| Record set |
============

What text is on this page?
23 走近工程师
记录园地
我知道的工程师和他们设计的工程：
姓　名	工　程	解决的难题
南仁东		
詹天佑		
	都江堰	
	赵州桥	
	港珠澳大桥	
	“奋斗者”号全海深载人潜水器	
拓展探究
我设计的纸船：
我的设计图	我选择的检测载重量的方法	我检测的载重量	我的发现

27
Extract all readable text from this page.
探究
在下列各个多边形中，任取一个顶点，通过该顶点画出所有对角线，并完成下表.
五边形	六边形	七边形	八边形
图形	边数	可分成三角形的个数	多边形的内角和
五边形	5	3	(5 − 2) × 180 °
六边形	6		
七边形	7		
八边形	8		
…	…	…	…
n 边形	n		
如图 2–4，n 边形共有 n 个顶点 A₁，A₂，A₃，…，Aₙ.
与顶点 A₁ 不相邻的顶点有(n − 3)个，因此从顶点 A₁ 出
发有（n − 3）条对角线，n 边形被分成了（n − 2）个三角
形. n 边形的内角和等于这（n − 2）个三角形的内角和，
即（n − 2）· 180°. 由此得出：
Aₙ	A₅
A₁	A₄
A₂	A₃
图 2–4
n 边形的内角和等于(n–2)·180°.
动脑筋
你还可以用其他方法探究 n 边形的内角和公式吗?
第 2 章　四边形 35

============

| Exercise details |
Determine the number of lines in these entries that contain the word "page", and write only that number.

| Result of this exercise |
2